======== Input for this task
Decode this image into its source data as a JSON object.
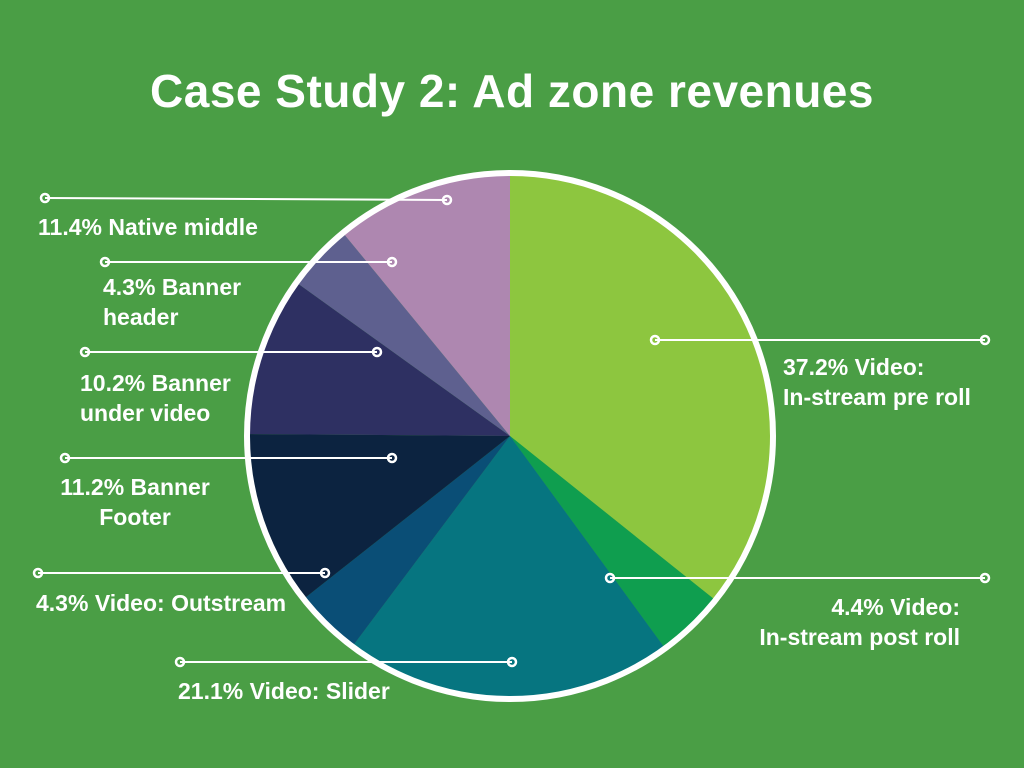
{
  "chart_data": {
    "type": "pie",
    "title": "Case Study 2: Ad zone revenues",
    "direction": "clockwise",
    "start_angle_deg": 0,
    "legend_position": "callout-labels",
    "colors": {
      "background": "#4a9e45",
      "text": "#ffffff",
      "outline": "#ffffff"
    },
    "slices": [
      {
        "label": "Video: In-stream pre roll",
        "value": 37.2,
        "display": "37.2% Video:\nIn-stream pre roll",
        "color": "#8dc63f"
      },
      {
        "label": "Video: In-stream post roll",
        "value": 4.4,
        "display": "4.4% Video:\nIn-stream post roll",
        "color": "#0f9e4f"
      },
      {
        "label": "Video: Slider",
        "value": 21.1,
        "display": "21.1% Video: Slider",
        "color": "#067580"
      },
      {
        "label": "Video: Outstream",
        "value": 4.3,
        "display": "4.3% Video: Outstream",
        "color": "#0a4e76"
      },
      {
        "label": "Banner Footer",
        "value": 11.2,
        "display": "11.2% Banner\nFooter",
        "color": "#0c2340"
      },
      {
        "label": "Banner under video",
        "value": 10.2,
        "display": "10.2% Banner\nunder video",
        "color": "#2e3062"
      },
      {
        "label": "Banner header",
        "value": 4.3,
        "display": "4.3% Banner\nheader",
        "color": "#5e608f"
      },
      {
        "label": "Native middle",
        "value": 11.4,
        "display": "11.4% Native middle",
        "color": "#ae87b0"
      }
    ]
  }
}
================
§ **Brief**: Copy the data character for character, but drop all pictures from the copy.

§ **Final answer**:
Decode this image into its source data as a JSON object.
{
  "chart_data": {
    "type": "pie",
    "title": "Case Study 2: Ad zone revenues",
    "direction": "clockwise",
    "start_angle_deg": 0,
    "legend_position": "callout-labels",
    "colors": {
      "background": "#4a9e45",
      "text": "#ffffff",
      "outline": "#ffffff"
    },
    "slices": [
      {
        "label": "Video: In-stream pre roll",
        "value": 37.2,
        "display": "37.2% Video:\nIn-stream pre roll",
        "color": "#8dc63f"
      },
      {
        "label": "Video: In-stream post roll",
        "value": 4.4,
        "display": "4.4% Video:\nIn-stream post roll",
        "color": "#0f9e4f"
      },
      {
        "label": "Video: Slider",
        "value": 21.1,
        "display": "21.1% Video: Slider",
        "color": "#067580"
      },
      {
        "label": "Video: Outstream",
        "value": 4.3,
        "display": "4.3% Video: Outstream",
        "color": "#0a4e76"
      },
      {
        "label": "Banner Footer",
        "value": 11.2,
        "display": "11.2% Banner\nFooter",
        "color": "#0c2340"
      },
      {
        "label": "Banner under video",
        "value": 10.2,
        "display": "10.2% Banner\nunder video",
        "color": "#2e3062"
      },
      {
        "label": "Banner header",
        "value": 4.3,
        "display": "4.3% Banner\nheader",
        "color": "#5e608f"
      },
      {
        "label": "Native middle",
        "value": 11.4,
        "display": "11.4% Native middle",
        "color": "#ae87b0"
      }
    ]
  }
}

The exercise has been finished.